Set problem
Find the lines holding the word "Quito" and collect them.

[Saved data entries]
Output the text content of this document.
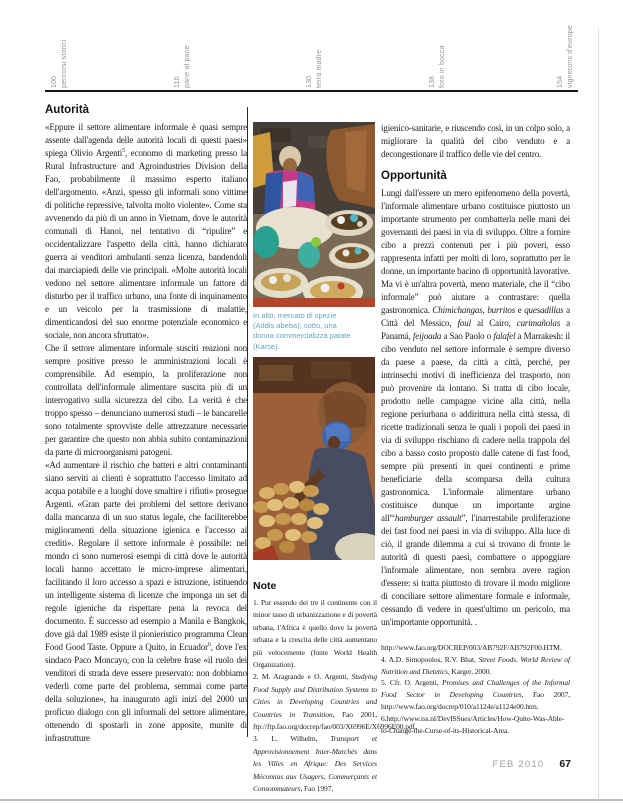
100 percorsi storici	110 pane al pane	130 terra madre	138 foro in bocca	154 vignerons d'europe
Autorità

«Eppure il settore alimentare informale è quasi sempre assente dall'agenda delle autorità locali di questi paesi» spiega Olivio Argenti$^5$, economo di marketing presso la Rural Infrastructure and Agroindustries Division della Fao, probabilmente il massimo esperto italiano dell'argomento. «Anzi, spesso gli informali sono vittime di politiche repressive, talvolta molto violente». Come sta avvenendo da più di un anno in Vietnam, dove le autorità comunali di Hanoi, nel tentativo di “ripulire” e occidentalizzare l'aspetto della città, hanno dichiarato guerra ai venditori ambulanti senza licenza, bandendoli dai marciapiedi delle vie principali. «Molte autorità locali vedono nel settore alimentare informale un fattore di disturbo per il traffico urbano, una fonte di inquinamento e un veicolo per la trasmissione di malattie, dimenticandosi del suo enorme potenziale economico e sociale, non ancora sfruttato».

Che il settore alimentare informale susciti reazioni non sempre positive presso le amministrazioni locali è comprensibile. Ad esempio, la proliferazione non controllata dell'informale alimentare suscita più di un interrogativo sulla sicurezza del cibo. La verità è che troppo spesso – denunciano numerosi studi – le bancarelle sono totalmente sprovviste delle attrezzature necessarie per garantire che questo non abbia subito contaminazioni da parte di microorganismi patogeni.

«Ad aumentare il rischio che batteri e altri contaminanti siano serviti ai clienti è soprattutto l'accesso limitato ad acqua potabile e a luoghi dove smaltire i rifiuti» prosegue Argenti. «Gran parte dei problemi del settore derivano dalla mancanza di un suo status legale, che faciliterebbe miglioramenti della situazione igienica e l'accesso ai crediti». Regolare il settore informale è possibile: nel mondo ci sono numerosi esempi di città dove le autorità locali hanno accettato le micro-imprese alimentari, facilitando il loro accesso a spazi e istruzione, istituendo un intelligente sistema di licenze che imponga un set di regole igieniche da rispettare pena la revoca del documento. È successo ad esempio a Manila e Bangkok, dove già dal 1989 esiste il pionieristico programma Clean Food Good Taste. Oppure a Quito, in Ecuador$^6$, dove l'ex sindaco Paco Moncayo, con la celebre frase «il ruolo dei venditori di strada deve essere preservato: non dobbiamo vederli come parte del problema, semmai come parte della soluzione», ha inaugurato agli inizi del 2000 un proficuo dialogo con gli informali del settore alimentare, ottenendo di spostarli in zone apposite, munite di infrastrutture

In alto, mercato di spezie (Addis abeba); sotto, una donna commercializza patate (Karse).
Note

1. Pur essendo dei tre il continente con il minor tasso di urbanizzazione e di povertà urbana, l'Africa è quello dove la povertà urbana e la crescita delle città aumentano più velocemente (fonte World Health Organization).

2. M. Aragrande e O. Argenti, Studying Food Supply and Distribution Systems to Cities in Developing Countries and Countries in Transition, Fao 2001, ftp://ftp.fao.org/docrep/fao/003/X6996E/X6996E00.pdf.

3. L. Wilhelm, Transport et Approvisionnement Inter-Marchés dans les Villes en Afrique: Des Services Méconnus aux Usagers, Commerçants et Consommateurs, Fao 1997,

igienico-sanitarie, e riuscendo così, in un colpo solo, a migliorare la qualità del cibo venduto e a decongestionare il traffico delle vie del centro.

Opportunità

Lungi dall'essere un mero epifenomeno della povertà, l'informale alimentare urbano costituisce piuttosto un importante strumento per combatterla nelle mani dei governanti dei paesi in via di sviluppo. Oltre a fornire cibo a prezzi contenuti per i più poveri, esso rappresenta infatti per molti di loro, soprattutto per le donne, un importante bacino di opportunità lavorative. Ma vi è un'altra povertà, meno materiale, che il “cibo informale” può aiutare a contrastare: quella gastronomica. Chimichangas, burritos e quesadillas a Città del Messico, foul al Cairo, carimañolas a Panamá, feijoada a Sao Paolo o falafel a Marrakesh: il cibo venduto nel settore informale è sempre diverso da paese a paese, da città a città, perché, per intrinsechi motivi di inefficienza del trasporto, non può provenire da lontano. Si tratta di cibo locale, prodotto nelle campagne vicine alla città, nella regione periurbana o addirittura nella città stessa, di ricette tradizionali senza le quali i popoli dei paesi in via di sviluppo rischiano di cadere nella trappola del cibo a basso costo proposto dalle catene di fast food, sempre più presenti in quei continenti e prime beneficiarie della scomparsa della cultura gastronomica. L'informale alimentare urbano costituisce dunque un importante argine all'“hamburger assault”, l'inarrestabile proliferazione dei fast food nei paesi in via di sviluppo. Alla luce di ciò, il grande dilemma a cui si trovano di fronte le autorità di questi paesi, combattere o appoggiare l'informale alimentare, non sembra avere ragion d'essere: si tratta piuttosto di trovare il modo migliore di conciliare settore alimentare formale e informale, cessando di vedere in quest'ultimo un pericolo, ma un'importante opportunità. .

http://www.fao.org/DOCREP/003/AB792F/AB792F00.HTM.

4. A.D. Simopoulos, R.V. Bhat, Street Foods. World Review of Nutrition and Dietetics, Karger, 2000.

5. Cfr. O. Argenti, Promises and Challenges of the Informal Food Sector in Developing Countries, Fao 2007, http://www.fao.org/docrep/010/a1124e/a1124e00.htm.

6.http://www.iss.nl/DevISSues/Articles/How-Quito-Was-Able-to-Change-the-Curse-of-its-Historical-Area.

FEB 2010 67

Task solution
«Ad aumentare il rischio che batteri e altri contaminanti siano serviti ai clienti è soprattutto l'accesso limitato ad acqua potabile e a luoghi dove smaltire i rifiuti» prosegue Argenti. «Gran parte dei problemi del settore derivano dalla mancanza di un suo status legale, che faciliterebbe miglioramenti della situazione igienica e l'accesso ai crediti». Regolare il settore informale è possibile: nel mondo ci sono numerosi esempi di città dove le autorità locali hanno accettato le micro-imprese alimentari, facilitando il loro accesso a spazi e istruzione, istituendo un intelligente sistema di licenze che imponga un set di regole igieniche da rispettare pena la revoca del documento. È successo ad esempio a Manila e Bangkok, dove già dal 1989 esiste il pionieristico programma Clean Food Good Taste. Oppure a Quito, in Ecuador$^6$, dove l'ex sindaco Paco Moncayo, con la celebre frase «il ruolo dei venditori di strada deve essere preservato: non dobbiamo vederli come parte del problema, semmai come parte della soluzione», ha inaugurato agli inizi del 2000 un proficuo dialogo con gli informali del settore alimentare, ottenendo di spostarli in zone apposite, munite di infrastrutture
6.http://www.iss.nl/DevISSues/Articles/How-Quito-Was-Able-to-Change-the-Curse-of-its-Historical-Area.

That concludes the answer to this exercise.